--- ENTRIES PROVIDED ---

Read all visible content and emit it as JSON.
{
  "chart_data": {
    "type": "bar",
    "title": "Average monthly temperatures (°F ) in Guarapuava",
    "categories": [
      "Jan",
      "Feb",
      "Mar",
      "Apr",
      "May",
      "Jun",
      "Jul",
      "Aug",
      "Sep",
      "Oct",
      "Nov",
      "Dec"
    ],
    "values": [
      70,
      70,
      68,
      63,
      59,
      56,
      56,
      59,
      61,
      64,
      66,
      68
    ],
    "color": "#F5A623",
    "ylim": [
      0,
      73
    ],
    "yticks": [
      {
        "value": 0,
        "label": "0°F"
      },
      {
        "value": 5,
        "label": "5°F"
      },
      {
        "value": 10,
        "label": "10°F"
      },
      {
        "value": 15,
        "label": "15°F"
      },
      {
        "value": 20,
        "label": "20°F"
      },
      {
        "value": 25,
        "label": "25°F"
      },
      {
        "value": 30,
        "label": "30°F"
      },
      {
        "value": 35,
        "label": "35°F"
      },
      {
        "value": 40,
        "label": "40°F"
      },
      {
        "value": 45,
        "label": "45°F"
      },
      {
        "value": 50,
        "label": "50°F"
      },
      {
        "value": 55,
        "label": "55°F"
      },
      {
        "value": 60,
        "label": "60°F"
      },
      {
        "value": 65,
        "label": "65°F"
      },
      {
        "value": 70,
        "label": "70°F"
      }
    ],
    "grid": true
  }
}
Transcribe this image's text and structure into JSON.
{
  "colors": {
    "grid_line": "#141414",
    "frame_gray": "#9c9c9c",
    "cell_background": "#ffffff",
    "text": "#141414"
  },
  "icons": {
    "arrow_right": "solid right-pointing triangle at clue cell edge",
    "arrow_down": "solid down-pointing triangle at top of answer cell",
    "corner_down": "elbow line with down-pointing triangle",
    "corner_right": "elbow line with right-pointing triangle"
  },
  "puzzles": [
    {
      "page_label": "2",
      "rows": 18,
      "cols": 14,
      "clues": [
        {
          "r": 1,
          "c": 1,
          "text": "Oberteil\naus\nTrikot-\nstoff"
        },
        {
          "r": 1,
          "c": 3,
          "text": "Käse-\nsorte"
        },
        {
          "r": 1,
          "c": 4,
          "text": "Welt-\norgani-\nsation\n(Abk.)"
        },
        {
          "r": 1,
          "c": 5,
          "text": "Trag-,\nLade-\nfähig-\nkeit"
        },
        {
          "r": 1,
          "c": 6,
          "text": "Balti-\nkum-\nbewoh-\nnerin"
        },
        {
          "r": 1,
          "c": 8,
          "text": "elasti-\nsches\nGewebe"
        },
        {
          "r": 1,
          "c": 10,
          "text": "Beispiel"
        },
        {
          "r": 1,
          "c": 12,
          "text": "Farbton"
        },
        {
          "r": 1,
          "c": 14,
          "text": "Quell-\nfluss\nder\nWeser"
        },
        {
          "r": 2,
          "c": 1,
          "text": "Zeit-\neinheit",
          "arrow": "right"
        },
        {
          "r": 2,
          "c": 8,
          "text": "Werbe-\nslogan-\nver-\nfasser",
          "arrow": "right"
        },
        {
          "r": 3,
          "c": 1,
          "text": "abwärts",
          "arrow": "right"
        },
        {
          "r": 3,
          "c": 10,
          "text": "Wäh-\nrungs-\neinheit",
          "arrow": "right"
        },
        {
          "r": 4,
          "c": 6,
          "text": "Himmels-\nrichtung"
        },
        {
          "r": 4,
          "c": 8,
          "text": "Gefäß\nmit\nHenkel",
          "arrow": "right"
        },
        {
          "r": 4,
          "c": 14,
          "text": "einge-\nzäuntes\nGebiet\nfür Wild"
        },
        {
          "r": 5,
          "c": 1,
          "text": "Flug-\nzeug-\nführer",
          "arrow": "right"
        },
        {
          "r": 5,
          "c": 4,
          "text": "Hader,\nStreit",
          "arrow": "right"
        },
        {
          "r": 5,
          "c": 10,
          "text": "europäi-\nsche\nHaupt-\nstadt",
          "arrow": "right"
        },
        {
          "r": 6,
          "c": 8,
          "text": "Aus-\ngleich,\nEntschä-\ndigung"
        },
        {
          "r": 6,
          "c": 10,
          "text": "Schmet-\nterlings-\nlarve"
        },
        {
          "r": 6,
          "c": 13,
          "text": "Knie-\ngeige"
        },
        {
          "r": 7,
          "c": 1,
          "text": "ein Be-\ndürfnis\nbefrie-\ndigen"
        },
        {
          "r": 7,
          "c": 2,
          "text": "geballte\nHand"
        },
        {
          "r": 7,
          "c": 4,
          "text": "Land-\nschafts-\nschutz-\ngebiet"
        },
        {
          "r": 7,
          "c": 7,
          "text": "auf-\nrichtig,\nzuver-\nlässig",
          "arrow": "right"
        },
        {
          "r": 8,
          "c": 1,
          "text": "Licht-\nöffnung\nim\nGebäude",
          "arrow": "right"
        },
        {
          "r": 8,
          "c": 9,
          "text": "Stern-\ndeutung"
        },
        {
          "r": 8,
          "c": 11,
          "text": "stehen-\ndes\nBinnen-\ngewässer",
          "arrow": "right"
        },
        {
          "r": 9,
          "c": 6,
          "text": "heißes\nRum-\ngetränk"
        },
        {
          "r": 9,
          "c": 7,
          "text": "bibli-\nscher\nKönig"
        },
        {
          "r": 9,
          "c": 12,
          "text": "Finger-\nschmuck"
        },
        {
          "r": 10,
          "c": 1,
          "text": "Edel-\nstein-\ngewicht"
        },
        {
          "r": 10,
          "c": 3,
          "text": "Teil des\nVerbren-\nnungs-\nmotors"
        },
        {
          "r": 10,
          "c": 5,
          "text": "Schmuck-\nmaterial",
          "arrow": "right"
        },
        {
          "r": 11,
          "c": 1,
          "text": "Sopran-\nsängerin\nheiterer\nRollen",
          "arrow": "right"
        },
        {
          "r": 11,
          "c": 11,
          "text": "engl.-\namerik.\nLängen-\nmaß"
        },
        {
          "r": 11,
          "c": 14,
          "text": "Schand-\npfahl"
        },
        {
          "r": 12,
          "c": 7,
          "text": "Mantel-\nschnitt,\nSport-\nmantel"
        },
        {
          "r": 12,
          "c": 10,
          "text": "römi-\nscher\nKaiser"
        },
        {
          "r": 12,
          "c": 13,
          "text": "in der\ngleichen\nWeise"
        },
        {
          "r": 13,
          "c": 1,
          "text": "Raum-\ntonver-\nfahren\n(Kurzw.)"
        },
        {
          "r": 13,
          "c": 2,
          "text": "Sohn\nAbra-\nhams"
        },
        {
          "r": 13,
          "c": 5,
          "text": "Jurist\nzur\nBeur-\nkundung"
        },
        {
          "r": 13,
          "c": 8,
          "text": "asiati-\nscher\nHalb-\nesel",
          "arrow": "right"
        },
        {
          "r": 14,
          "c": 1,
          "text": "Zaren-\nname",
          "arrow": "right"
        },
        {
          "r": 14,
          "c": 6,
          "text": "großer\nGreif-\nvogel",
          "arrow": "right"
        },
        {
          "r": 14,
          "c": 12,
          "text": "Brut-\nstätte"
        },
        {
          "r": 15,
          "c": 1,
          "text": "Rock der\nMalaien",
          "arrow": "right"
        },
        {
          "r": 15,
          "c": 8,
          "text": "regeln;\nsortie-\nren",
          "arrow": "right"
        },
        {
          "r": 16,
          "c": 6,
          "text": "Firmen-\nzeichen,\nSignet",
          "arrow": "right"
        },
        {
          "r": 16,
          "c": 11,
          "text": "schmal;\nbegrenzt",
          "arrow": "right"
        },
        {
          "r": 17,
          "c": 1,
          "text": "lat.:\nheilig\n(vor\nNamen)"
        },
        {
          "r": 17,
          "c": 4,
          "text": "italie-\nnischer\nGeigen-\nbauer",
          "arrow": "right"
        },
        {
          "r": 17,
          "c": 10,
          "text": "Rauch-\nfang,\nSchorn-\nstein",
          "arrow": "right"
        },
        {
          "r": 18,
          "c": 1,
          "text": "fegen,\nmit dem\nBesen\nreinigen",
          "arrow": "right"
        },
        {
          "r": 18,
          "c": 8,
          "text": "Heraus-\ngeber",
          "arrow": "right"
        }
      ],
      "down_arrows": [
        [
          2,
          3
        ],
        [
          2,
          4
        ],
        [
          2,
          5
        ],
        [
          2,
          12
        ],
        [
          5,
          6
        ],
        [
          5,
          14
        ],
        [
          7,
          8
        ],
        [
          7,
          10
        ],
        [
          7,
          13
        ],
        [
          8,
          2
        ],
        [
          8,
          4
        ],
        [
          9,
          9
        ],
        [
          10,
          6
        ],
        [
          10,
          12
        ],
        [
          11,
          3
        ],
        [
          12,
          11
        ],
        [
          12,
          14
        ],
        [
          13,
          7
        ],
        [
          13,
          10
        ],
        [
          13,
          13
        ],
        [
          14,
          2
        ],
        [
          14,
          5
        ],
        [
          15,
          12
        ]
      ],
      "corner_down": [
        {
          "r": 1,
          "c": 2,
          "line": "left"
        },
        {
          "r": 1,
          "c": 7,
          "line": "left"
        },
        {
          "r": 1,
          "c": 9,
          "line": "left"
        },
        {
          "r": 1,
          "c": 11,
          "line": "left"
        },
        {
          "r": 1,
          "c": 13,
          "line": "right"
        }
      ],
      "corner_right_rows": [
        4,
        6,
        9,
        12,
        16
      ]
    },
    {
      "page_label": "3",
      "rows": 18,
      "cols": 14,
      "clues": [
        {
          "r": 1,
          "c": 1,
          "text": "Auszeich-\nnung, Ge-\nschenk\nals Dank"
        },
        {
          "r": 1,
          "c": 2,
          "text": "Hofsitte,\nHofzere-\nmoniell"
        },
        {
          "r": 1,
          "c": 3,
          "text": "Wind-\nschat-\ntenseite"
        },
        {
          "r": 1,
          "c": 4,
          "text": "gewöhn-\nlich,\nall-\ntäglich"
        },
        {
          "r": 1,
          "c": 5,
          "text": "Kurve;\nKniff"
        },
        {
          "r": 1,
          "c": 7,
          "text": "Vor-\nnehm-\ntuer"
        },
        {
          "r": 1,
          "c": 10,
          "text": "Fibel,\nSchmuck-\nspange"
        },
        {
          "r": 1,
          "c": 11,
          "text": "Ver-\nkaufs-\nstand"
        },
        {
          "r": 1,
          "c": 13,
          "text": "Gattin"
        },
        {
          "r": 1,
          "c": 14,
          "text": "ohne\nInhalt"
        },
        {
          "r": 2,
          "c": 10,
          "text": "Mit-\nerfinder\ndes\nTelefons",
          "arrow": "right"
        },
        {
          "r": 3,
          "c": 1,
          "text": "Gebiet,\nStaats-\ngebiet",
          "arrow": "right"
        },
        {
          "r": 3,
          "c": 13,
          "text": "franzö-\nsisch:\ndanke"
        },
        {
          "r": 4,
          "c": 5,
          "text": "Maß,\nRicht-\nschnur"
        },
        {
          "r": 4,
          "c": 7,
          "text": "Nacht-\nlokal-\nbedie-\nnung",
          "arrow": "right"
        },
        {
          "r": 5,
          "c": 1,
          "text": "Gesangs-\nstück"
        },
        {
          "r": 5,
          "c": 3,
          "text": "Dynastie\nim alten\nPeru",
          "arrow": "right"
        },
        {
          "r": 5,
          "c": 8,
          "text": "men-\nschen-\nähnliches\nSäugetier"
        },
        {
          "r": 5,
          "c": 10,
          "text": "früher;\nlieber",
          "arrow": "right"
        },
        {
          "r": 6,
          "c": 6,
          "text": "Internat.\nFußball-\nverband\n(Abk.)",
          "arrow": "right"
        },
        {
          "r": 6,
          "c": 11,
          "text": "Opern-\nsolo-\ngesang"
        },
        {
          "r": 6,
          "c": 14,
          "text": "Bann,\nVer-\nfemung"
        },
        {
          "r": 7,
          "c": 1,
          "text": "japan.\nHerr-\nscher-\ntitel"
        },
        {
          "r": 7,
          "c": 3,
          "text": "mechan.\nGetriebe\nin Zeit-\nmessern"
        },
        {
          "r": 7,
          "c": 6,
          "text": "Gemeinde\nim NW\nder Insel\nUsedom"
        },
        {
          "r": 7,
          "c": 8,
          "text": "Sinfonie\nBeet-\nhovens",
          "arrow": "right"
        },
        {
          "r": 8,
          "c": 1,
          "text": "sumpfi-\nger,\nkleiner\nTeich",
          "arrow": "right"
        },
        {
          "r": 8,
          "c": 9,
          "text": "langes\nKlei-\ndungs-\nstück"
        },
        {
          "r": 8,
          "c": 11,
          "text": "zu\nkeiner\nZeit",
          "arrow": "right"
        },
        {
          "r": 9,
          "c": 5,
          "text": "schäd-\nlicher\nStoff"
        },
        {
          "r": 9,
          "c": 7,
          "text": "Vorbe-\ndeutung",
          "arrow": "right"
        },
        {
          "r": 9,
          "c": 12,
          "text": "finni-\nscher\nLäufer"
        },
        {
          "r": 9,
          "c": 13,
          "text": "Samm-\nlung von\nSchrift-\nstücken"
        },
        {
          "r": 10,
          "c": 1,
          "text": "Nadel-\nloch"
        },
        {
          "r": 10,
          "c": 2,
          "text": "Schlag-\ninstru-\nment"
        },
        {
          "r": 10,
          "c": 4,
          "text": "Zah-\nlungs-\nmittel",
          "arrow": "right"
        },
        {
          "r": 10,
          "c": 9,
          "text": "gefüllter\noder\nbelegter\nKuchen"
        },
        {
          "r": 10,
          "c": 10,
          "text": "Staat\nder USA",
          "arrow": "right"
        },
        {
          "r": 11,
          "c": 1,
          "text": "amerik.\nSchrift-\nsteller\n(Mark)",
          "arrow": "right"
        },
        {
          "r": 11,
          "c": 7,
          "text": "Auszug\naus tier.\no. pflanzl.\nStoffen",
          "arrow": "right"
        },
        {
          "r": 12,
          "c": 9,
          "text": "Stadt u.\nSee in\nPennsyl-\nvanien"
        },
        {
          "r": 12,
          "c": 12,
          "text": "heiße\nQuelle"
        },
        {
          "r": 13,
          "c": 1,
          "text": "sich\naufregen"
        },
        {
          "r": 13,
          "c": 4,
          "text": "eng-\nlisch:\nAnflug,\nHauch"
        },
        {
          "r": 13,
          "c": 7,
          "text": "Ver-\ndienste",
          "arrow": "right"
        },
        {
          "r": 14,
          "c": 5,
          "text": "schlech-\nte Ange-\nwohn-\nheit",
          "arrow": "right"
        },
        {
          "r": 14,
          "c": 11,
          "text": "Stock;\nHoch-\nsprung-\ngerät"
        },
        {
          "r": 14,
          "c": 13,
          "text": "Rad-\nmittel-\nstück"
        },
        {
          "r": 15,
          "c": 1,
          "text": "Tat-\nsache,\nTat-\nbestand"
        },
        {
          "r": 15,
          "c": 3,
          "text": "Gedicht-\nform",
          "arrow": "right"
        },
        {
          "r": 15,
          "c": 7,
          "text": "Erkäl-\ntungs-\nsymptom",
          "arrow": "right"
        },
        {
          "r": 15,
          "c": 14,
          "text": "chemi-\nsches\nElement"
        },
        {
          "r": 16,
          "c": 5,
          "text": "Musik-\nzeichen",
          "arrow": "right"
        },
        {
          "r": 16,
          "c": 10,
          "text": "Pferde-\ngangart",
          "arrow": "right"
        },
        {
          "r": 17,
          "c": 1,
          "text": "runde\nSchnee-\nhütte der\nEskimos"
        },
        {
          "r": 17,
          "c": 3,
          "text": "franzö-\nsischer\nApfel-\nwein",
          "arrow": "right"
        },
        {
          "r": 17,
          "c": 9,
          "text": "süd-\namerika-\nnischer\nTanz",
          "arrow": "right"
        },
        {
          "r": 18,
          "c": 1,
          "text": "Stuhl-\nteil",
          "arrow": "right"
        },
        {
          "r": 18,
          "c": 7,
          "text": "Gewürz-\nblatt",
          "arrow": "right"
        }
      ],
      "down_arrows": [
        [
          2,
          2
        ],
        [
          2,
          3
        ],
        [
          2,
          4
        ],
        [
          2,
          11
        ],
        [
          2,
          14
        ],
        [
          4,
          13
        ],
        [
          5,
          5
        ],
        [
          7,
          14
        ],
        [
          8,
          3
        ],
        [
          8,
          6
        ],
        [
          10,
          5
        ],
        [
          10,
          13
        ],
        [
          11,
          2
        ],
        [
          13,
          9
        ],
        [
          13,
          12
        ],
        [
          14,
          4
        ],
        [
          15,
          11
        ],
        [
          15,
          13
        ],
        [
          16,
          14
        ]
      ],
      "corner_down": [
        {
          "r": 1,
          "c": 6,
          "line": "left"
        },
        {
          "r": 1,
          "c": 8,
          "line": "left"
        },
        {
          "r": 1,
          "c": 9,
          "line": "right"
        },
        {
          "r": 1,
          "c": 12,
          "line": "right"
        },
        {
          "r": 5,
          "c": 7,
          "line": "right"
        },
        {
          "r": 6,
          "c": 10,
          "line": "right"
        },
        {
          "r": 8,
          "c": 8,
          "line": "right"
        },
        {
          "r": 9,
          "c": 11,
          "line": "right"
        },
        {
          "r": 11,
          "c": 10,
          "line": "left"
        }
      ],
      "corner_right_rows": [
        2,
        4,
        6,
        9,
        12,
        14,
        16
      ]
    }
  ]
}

---

# CHALLENGE:
Which lines include the word "pointing"? List them all.

# EXERCISE RESPONSE:
    "arrow_right": "solid right-pointing triangle at clue cell edge",
    "arrow_down": "solid down-pointing triangle at top of answer cell",
    "corner_down": "elbow line with down-pointing triangle",
    "corner_right": "elbow line with right-pointing triangle"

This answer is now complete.